Task brief:
Wherever the string "screenshot" occurs in a line of these records, report that line.

Dataset rows about figures
+++++
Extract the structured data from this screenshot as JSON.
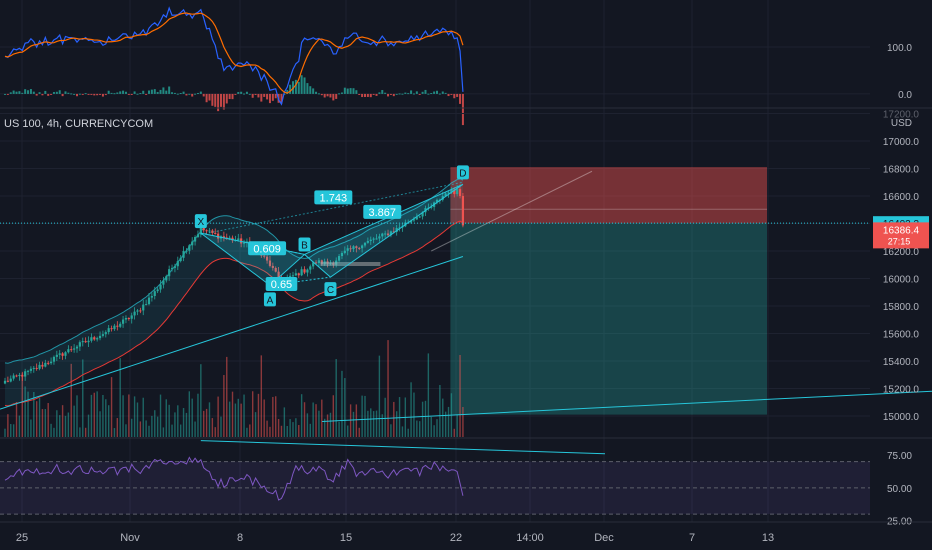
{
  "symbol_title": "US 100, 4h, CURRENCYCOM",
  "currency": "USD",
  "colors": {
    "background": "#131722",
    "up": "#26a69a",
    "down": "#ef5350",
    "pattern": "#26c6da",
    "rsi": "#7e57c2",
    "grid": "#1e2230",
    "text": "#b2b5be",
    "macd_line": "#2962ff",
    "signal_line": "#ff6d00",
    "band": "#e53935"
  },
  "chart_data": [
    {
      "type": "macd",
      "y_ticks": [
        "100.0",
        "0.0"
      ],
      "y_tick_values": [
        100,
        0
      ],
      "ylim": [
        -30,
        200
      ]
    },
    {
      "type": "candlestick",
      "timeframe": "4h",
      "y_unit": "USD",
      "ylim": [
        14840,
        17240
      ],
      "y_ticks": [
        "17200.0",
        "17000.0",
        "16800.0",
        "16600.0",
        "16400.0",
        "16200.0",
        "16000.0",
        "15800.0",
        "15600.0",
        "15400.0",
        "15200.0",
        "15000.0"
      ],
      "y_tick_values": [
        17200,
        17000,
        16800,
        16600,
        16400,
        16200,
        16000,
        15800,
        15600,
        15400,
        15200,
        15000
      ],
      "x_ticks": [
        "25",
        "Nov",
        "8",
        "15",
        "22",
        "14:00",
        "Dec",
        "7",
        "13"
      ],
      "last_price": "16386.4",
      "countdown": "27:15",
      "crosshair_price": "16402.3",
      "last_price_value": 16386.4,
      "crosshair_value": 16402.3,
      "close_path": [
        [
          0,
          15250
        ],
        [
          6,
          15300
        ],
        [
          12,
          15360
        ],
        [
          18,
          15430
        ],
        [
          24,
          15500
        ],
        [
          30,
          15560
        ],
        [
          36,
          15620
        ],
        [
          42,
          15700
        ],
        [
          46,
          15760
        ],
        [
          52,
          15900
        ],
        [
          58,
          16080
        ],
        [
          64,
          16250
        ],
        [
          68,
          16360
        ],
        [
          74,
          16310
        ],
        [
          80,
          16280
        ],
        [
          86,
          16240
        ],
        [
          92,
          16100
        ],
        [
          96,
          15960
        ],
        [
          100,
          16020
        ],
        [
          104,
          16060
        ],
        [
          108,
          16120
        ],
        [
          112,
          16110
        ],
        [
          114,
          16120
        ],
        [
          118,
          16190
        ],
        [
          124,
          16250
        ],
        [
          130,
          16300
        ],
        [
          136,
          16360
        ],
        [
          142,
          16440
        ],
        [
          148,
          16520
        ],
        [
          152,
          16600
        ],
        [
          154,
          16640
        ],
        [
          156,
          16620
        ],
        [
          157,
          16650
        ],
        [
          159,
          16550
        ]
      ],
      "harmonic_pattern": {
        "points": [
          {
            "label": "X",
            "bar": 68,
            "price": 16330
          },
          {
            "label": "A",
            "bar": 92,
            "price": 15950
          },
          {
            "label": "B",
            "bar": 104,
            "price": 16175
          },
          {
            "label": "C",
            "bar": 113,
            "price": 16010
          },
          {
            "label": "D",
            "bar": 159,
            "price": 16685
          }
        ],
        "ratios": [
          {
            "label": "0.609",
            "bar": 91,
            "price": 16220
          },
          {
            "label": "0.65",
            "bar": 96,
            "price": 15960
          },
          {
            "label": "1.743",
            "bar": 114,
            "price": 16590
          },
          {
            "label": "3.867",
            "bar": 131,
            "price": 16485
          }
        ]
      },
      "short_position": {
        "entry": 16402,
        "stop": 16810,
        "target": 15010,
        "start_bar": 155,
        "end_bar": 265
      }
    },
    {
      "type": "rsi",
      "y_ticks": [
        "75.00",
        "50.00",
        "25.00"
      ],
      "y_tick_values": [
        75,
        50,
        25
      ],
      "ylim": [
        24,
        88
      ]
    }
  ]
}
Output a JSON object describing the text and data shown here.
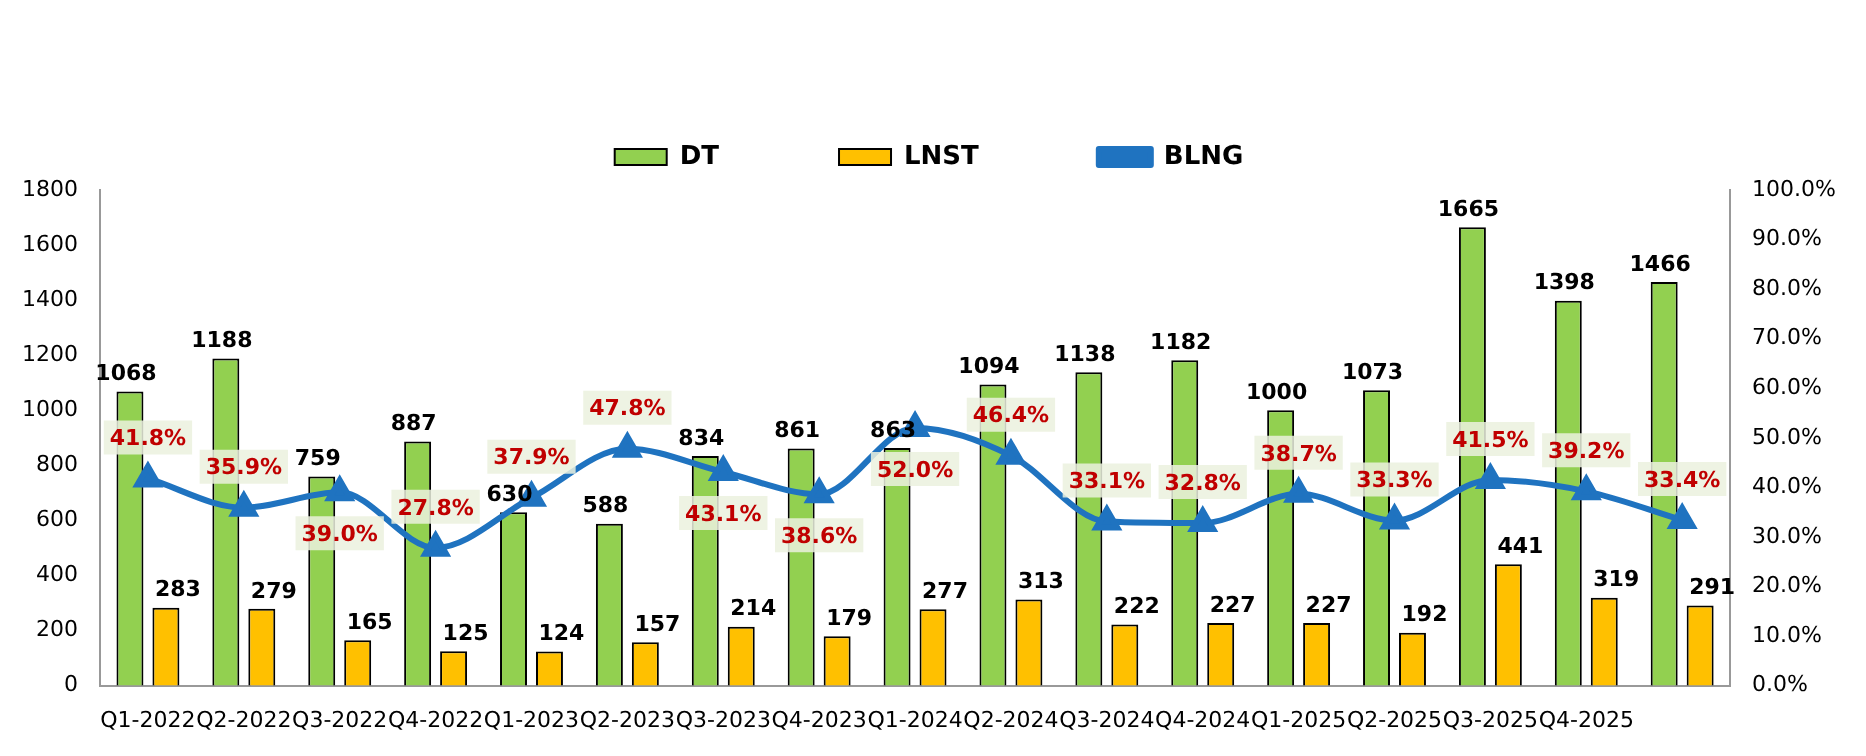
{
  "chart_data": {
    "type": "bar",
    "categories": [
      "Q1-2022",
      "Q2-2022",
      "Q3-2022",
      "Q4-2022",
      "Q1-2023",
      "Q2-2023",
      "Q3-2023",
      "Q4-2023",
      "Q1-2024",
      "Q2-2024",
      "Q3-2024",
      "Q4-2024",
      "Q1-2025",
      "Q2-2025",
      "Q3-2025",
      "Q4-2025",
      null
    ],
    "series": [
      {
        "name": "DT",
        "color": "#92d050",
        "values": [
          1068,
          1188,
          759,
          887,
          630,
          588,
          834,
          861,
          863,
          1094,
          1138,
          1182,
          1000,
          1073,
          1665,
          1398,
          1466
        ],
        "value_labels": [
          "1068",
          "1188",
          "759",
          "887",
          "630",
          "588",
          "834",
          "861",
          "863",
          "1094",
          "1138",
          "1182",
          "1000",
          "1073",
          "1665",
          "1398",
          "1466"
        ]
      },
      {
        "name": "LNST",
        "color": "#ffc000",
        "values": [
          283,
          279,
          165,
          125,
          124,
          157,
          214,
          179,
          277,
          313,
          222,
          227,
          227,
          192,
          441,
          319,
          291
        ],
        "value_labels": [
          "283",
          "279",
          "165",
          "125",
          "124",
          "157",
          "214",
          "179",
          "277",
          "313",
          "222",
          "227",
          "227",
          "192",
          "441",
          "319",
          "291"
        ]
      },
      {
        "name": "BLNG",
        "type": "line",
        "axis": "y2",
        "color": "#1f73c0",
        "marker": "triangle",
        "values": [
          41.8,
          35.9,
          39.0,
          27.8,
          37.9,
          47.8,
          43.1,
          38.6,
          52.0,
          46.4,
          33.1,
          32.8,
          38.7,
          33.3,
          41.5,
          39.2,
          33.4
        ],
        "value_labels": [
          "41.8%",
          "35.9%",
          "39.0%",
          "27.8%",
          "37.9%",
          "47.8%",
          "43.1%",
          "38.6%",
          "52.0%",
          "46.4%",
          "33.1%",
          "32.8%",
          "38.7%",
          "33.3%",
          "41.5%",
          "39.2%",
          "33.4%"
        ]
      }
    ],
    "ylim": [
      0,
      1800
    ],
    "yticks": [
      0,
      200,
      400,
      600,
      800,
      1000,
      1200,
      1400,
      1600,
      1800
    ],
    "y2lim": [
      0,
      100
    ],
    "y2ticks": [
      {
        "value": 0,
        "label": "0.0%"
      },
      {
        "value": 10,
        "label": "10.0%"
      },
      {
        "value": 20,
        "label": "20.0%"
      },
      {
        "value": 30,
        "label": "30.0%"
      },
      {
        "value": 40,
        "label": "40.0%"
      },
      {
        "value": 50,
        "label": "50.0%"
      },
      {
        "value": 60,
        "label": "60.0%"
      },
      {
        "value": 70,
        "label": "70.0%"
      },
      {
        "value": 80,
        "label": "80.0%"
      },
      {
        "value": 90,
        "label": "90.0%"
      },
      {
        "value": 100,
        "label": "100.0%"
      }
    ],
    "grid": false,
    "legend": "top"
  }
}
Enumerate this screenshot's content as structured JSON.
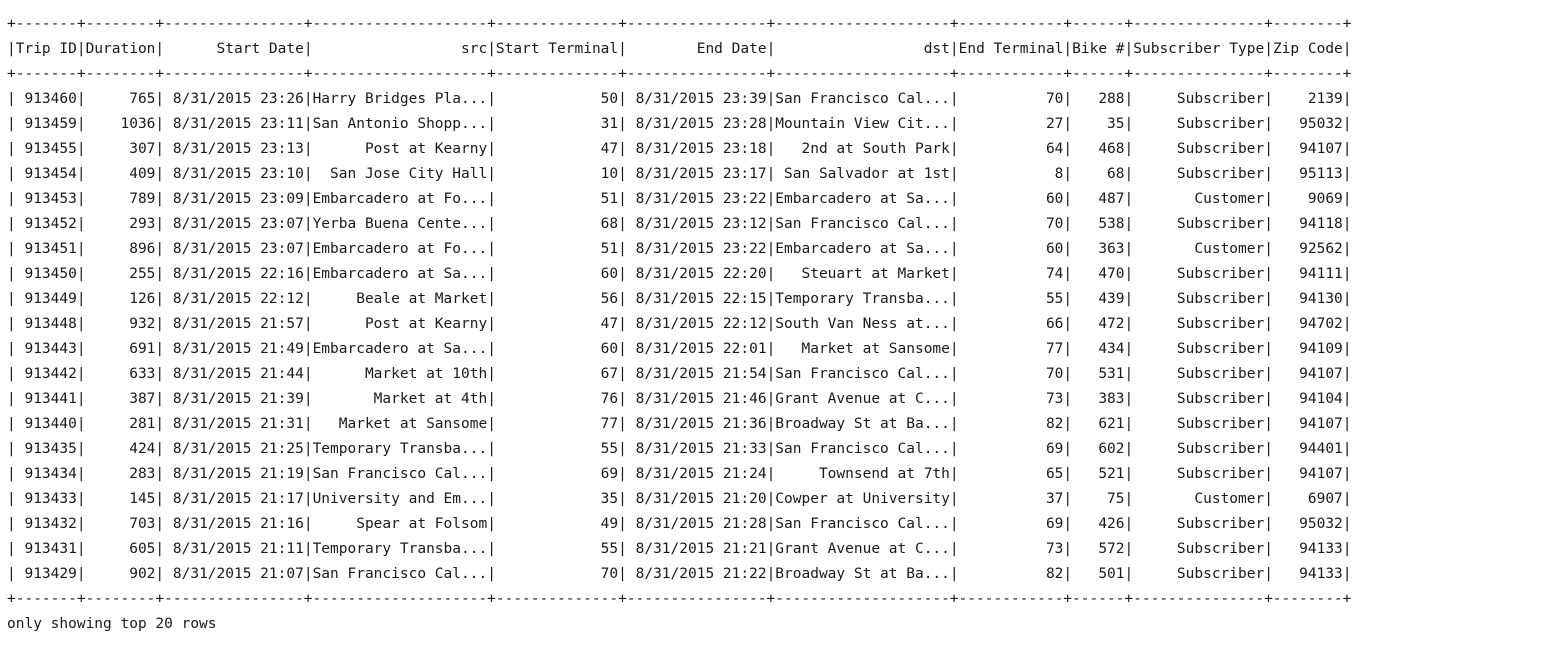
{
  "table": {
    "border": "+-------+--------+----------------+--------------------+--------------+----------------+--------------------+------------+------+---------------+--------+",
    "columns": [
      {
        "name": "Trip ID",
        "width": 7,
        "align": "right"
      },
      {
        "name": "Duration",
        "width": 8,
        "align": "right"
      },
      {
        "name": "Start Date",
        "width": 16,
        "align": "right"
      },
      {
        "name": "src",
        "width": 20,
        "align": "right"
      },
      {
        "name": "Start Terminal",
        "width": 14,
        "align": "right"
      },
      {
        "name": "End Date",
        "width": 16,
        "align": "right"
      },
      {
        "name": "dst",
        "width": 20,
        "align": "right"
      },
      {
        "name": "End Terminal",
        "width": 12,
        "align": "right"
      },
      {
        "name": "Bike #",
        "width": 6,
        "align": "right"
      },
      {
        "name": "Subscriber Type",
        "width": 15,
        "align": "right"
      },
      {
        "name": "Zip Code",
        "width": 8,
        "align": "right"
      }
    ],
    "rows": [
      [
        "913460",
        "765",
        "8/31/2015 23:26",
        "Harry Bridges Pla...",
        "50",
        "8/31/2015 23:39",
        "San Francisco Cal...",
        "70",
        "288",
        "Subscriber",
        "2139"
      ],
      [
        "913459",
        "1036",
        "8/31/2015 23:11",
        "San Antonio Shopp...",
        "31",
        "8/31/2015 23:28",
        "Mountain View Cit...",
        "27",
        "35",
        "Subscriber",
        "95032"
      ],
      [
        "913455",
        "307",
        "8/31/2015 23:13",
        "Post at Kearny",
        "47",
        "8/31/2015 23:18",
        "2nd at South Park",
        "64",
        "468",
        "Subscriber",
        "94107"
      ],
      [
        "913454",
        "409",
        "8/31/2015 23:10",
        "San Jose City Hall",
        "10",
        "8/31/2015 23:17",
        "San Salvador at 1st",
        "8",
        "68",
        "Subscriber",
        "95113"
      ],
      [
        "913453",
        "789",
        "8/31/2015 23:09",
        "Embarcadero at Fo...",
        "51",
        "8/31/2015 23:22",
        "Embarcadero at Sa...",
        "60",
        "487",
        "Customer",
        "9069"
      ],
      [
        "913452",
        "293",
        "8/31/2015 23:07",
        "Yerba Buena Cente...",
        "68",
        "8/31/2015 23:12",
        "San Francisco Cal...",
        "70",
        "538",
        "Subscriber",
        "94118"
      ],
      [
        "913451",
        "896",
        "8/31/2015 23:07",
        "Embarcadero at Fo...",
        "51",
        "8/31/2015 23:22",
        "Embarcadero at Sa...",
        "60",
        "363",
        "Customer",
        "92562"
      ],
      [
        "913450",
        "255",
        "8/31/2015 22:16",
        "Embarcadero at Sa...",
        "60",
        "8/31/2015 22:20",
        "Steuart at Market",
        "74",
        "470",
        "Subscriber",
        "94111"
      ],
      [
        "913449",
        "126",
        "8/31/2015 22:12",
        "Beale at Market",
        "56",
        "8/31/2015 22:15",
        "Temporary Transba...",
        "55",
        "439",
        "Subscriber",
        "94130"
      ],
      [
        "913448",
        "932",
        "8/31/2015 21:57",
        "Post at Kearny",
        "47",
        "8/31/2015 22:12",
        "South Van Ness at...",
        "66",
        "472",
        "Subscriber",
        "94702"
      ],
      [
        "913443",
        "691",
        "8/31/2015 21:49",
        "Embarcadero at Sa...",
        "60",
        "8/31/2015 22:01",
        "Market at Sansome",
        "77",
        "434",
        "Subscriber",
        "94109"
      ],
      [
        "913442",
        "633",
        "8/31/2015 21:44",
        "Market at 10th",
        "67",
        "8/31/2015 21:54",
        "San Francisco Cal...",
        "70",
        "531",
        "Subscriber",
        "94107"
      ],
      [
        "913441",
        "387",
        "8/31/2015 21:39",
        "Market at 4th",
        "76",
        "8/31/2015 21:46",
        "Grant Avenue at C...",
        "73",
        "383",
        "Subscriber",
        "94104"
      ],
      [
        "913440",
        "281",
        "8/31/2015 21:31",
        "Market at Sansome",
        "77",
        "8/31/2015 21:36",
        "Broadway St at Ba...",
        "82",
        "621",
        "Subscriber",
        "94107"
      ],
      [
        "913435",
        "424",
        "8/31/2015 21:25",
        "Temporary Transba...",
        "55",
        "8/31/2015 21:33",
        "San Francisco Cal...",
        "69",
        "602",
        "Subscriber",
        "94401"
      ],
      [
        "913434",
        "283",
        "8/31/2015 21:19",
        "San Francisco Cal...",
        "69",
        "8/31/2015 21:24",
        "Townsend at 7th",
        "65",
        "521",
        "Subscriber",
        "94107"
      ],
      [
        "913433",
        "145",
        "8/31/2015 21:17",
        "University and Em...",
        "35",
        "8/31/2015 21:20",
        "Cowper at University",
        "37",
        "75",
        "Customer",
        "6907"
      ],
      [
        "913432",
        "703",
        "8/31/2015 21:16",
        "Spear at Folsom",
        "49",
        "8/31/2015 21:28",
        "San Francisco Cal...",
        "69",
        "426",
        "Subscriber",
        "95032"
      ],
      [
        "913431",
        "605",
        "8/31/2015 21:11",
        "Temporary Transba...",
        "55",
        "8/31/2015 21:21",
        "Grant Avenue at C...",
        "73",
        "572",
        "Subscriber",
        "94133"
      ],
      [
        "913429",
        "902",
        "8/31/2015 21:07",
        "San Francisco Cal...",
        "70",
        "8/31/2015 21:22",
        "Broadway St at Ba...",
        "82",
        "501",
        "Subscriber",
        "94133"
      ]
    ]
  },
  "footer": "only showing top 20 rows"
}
+++++
Finished exercise:
Extract the structured data from this screenshot as JSON.
Enumerate this screenshot's content as structured JSON.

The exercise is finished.